- **WHAT TO WORK ON**: Write out the records that appear below, verbatim and complete, but without pictures.
*** RECORDS SUPPLIED ***
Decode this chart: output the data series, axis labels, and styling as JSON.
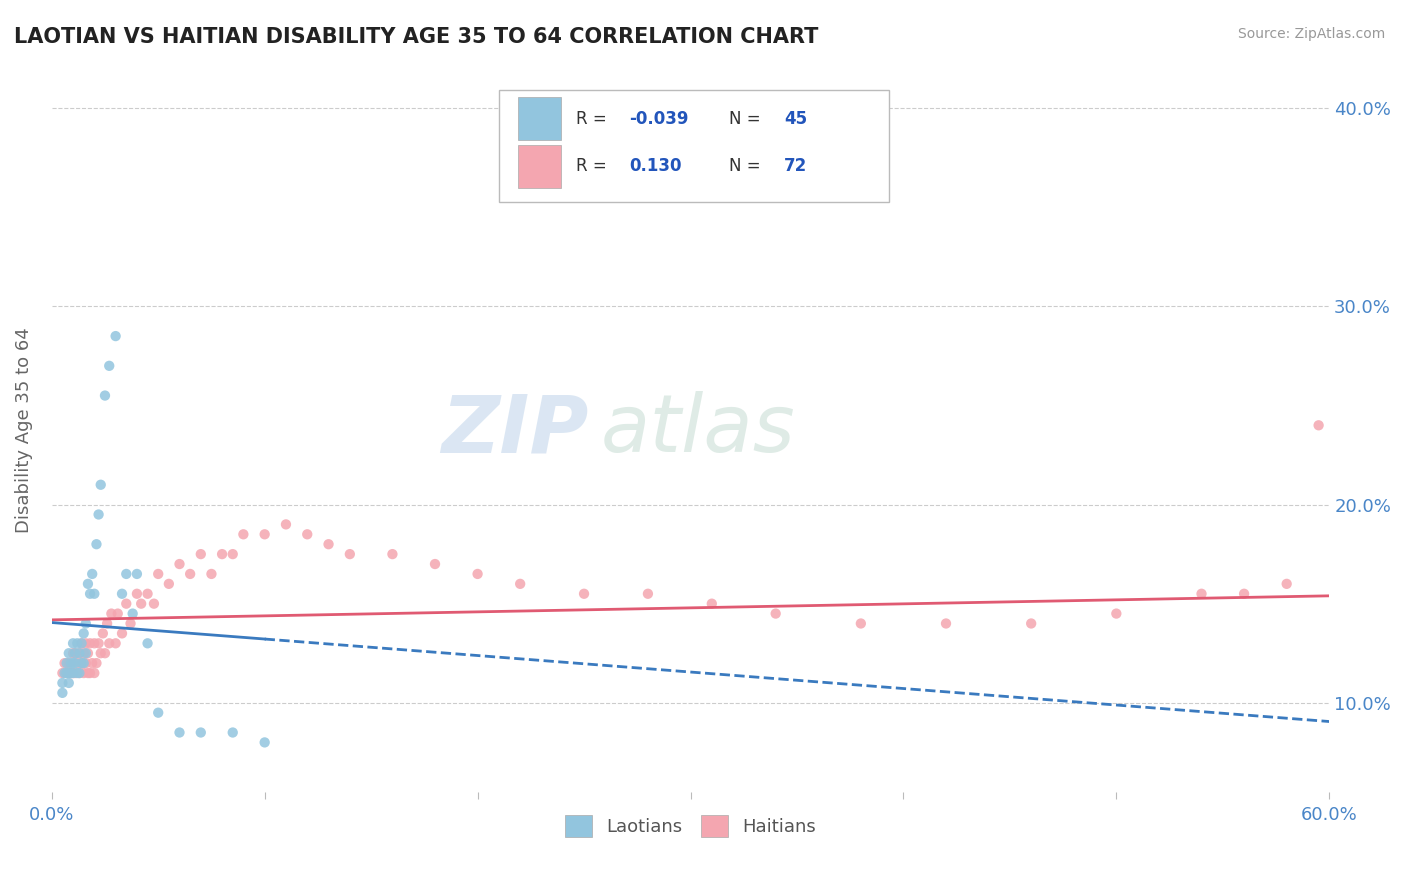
{
  "title": "LAOTIAN VS HAITIAN DISABILITY AGE 35 TO 64 CORRELATION CHART",
  "source_text": "Source: ZipAtlas.com",
  "ylabel": "Disability Age 35 to 64",
  "xlim": [
    0.0,
    0.6
  ],
  "ylim": [
    0.055,
    0.42
  ],
  "laotian_color": "#92c5de",
  "haitian_color": "#f4a6b0",
  "laotian_line_color": "#3a7abf",
  "haitian_line_color": "#e05a72",
  "watermark_zip": "ZIP",
  "watermark_atlas": "atlas",
  "laotian_x": [
    0.005,
    0.005,
    0.006,
    0.007,
    0.007,
    0.008,
    0.008,
    0.008,
    0.009,
    0.009,
    0.01,
    0.01,
    0.01,
    0.011,
    0.011,
    0.012,
    0.012,
    0.013,
    0.013,
    0.014,
    0.014,
    0.015,
    0.015,
    0.016,
    0.016,
    0.017,
    0.018,
    0.019,
    0.02,
    0.021,
    0.022,
    0.023,
    0.025,
    0.027,
    0.03,
    0.033,
    0.035,
    0.038,
    0.04,
    0.045,
    0.05,
    0.06,
    0.07,
    0.085,
    0.1
  ],
  "laotian_y": [
    0.105,
    0.11,
    0.115,
    0.115,
    0.12,
    0.11,
    0.115,
    0.125,
    0.115,
    0.12,
    0.115,
    0.12,
    0.13,
    0.12,
    0.125,
    0.115,
    0.13,
    0.115,
    0.125,
    0.12,
    0.13,
    0.12,
    0.135,
    0.125,
    0.14,
    0.16,
    0.155,
    0.165,
    0.155,
    0.18,
    0.195,
    0.21,
    0.255,
    0.27,
    0.285,
    0.155,
    0.165,
    0.145,
    0.165,
    0.13,
    0.095,
    0.085,
    0.085,
    0.085,
    0.08
  ],
  "haitian_x": [
    0.005,
    0.006,
    0.007,
    0.008,
    0.009,
    0.01,
    0.01,
    0.011,
    0.011,
    0.012,
    0.013,
    0.013,
    0.014,
    0.014,
    0.015,
    0.015,
    0.016,
    0.016,
    0.017,
    0.017,
    0.018,
    0.018,
    0.019,
    0.02,
    0.02,
    0.021,
    0.022,
    0.023,
    0.024,
    0.025,
    0.026,
    0.027,
    0.028,
    0.03,
    0.031,
    0.033,
    0.035,
    0.037,
    0.04,
    0.042,
    0.045,
    0.048,
    0.05,
    0.055,
    0.06,
    0.065,
    0.07,
    0.075,
    0.08,
    0.085,
    0.09,
    0.1,
    0.11,
    0.12,
    0.13,
    0.14,
    0.16,
    0.18,
    0.2,
    0.22,
    0.25,
    0.28,
    0.31,
    0.34,
    0.38,
    0.42,
    0.46,
    0.5,
    0.54,
    0.56,
    0.58,
    0.595
  ],
  "haitian_y": [
    0.115,
    0.12,
    0.115,
    0.12,
    0.115,
    0.115,
    0.125,
    0.115,
    0.125,
    0.12,
    0.115,
    0.125,
    0.12,
    0.13,
    0.115,
    0.125,
    0.12,
    0.13,
    0.115,
    0.125,
    0.115,
    0.13,
    0.12,
    0.115,
    0.13,
    0.12,
    0.13,
    0.125,
    0.135,
    0.125,
    0.14,
    0.13,
    0.145,
    0.13,
    0.145,
    0.135,
    0.15,
    0.14,
    0.155,
    0.15,
    0.155,
    0.15,
    0.165,
    0.16,
    0.17,
    0.165,
    0.175,
    0.165,
    0.175,
    0.175,
    0.185,
    0.185,
    0.19,
    0.185,
    0.18,
    0.175,
    0.175,
    0.17,
    0.165,
    0.16,
    0.155,
    0.155,
    0.15,
    0.145,
    0.14,
    0.14,
    0.14,
    0.145,
    0.155,
    0.155,
    0.16,
    0.24
  ],
  "background_color": "#ffffff",
  "grid_color": "#cccccc"
}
***
- **RESULT**:
Decode this chart: output the data series, axis labels, and styling as JSON.
{
  "title": "LAOTIAN VS HAITIAN DISABILITY AGE 35 TO 64 CORRELATION CHART",
  "source_text": "Source: ZipAtlas.com",
  "ylabel": "Disability Age 35 to 64",
  "xlim": [
    0.0,
    0.6
  ],
  "ylim": [
    0.055,
    0.42
  ],
  "laotian_color": "#92c5de",
  "haitian_color": "#f4a6b0",
  "laotian_line_color": "#3a7abf",
  "haitian_line_color": "#e05a72",
  "watermark_zip": "ZIP",
  "watermark_atlas": "atlas",
  "laotian_x": [
    0.005,
    0.005,
    0.006,
    0.007,
    0.007,
    0.008,
    0.008,
    0.008,
    0.009,
    0.009,
    0.01,
    0.01,
    0.01,
    0.011,
    0.011,
    0.012,
    0.012,
    0.013,
    0.013,
    0.014,
    0.014,
    0.015,
    0.015,
    0.016,
    0.016,
    0.017,
    0.018,
    0.019,
    0.02,
    0.021,
    0.022,
    0.023,
    0.025,
    0.027,
    0.03,
    0.033,
    0.035,
    0.038,
    0.04,
    0.045,
    0.05,
    0.06,
    0.07,
    0.085,
    0.1
  ],
  "laotian_y": [
    0.105,
    0.11,
    0.115,
    0.115,
    0.12,
    0.11,
    0.115,
    0.125,
    0.115,
    0.12,
    0.115,
    0.12,
    0.13,
    0.12,
    0.125,
    0.115,
    0.13,
    0.115,
    0.125,
    0.12,
    0.13,
    0.12,
    0.135,
    0.125,
    0.14,
    0.16,
    0.155,
    0.165,
    0.155,
    0.18,
    0.195,
    0.21,
    0.255,
    0.27,
    0.285,
    0.155,
    0.165,
    0.145,
    0.165,
    0.13,
    0.095,
    0.085,
    0.085,
    0.085,
    0.08
  ],
  "haitian_x": [
    0.005,
    0.006,
    0.007,
    0.008,
    0.009,
    0.01,
    0.01,
    0.011,
    0.011,
    0.012,
    0.013,
    0.013,
    0.014,
    0.014,
    0.015,
    0.015,
    0.016,
    0.016,
    0.017,
    0.017,
    0.018,
    0.018,
    0.019,
    0.02,
    0.02,
    0.021,
    0.022,
    0.023,
    0.024,
    0.025,
    0.026,
    0.027,
    0.028,
    0.03,
    0.031,
    0.033,
    0.035,
    0.037,
    0.04,
    0.042,
    0.045,
    0.048,
    0.05,
    0.055,
    0.06,
    0.065,
    0.07,
    0.075,
    0.08,
    0.085,
    0.09,
    0.1,
    0.11,
    0.12,
    0.13,
    0.14,
    0.16,
    0.18,
    0.2,
    0.22,
    0.25,
    0.28,
    0.31,
    0.34,
    0.38,
    0.42,
    0.46,
    0.5,
    0.54,
    0.56,
    0.58,
    0.595
  ],
  "haitian_y": [
    0.115,
    0.12,
    0.115,
    0.12,
    0.115,
    0.115,
    0.125,
    0.115,
    0.125,
    0.12,
    0.115,
    0.125,
    0.12,
    0.13,
    0.115,
    0.125,
    0.12,
    0.13,
    0.115,
    0.125,
    0.115,
    0.13,
    0.12,
    0.115,
    0.13,
    0.12,
    0.13,
    0.125,
    0.135,
    0.125,
    0.14,
    0.13,
    0.145,
    0.13,
    0.145,
    0.135,
    0.15,
    0.14,
    0.155,
    0.15,
    0.155,
    0.15,
    0.165,
    0.16,
    0.17,
    0.165,
    0.175,
    0.165,
    0.175,
    0.175,
    0.185,
    0.185,
    0.19,
    0.185,
    0.18,
    0.175,
    0.175,
    0.17,
    0.165,
    0.16,
    0.155,
    0.155,
    0.15,
    0.145,
    0.14,
    0.14,
    0.14,
    0.145,
    0.155,
    0.155,
    0.16,
    0.24
  ],
  "background_color": "#ffffff",
  "grid_color": "#cccccc"
}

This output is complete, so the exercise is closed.